# start of DATASET CONTENT

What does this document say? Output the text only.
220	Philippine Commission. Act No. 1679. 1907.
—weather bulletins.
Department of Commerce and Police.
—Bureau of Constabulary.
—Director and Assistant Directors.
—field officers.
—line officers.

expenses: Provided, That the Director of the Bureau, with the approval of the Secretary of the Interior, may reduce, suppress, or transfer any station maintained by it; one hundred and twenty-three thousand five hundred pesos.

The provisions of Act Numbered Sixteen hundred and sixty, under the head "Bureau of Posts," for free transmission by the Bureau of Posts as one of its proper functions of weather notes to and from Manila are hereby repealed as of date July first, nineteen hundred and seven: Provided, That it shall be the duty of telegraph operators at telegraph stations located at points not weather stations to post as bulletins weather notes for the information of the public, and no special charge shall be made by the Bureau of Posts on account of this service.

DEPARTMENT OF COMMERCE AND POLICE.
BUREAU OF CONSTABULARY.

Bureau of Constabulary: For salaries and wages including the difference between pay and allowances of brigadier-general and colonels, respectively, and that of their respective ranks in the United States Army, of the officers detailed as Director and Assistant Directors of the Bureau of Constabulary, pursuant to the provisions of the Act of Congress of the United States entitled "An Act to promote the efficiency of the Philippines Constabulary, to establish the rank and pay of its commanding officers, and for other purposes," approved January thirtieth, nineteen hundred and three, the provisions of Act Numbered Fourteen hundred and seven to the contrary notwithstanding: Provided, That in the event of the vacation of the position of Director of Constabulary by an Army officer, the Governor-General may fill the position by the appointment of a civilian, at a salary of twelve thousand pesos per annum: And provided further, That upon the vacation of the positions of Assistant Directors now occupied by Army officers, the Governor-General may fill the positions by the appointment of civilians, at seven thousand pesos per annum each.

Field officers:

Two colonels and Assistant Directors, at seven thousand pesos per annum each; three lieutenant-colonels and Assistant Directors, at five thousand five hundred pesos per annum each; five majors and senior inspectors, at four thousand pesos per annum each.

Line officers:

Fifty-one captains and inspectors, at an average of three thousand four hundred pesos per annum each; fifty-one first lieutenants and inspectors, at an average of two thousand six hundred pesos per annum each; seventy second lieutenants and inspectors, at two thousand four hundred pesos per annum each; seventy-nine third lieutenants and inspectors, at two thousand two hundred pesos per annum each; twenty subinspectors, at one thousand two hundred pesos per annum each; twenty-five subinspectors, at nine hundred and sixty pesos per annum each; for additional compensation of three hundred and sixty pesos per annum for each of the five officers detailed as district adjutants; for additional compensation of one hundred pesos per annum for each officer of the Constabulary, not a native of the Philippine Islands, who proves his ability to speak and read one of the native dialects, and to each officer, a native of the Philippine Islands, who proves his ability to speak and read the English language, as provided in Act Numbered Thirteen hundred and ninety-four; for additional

# end of DATASET CONTENT

Say how many lines in the listing above include "this". Give nothing but the number.

2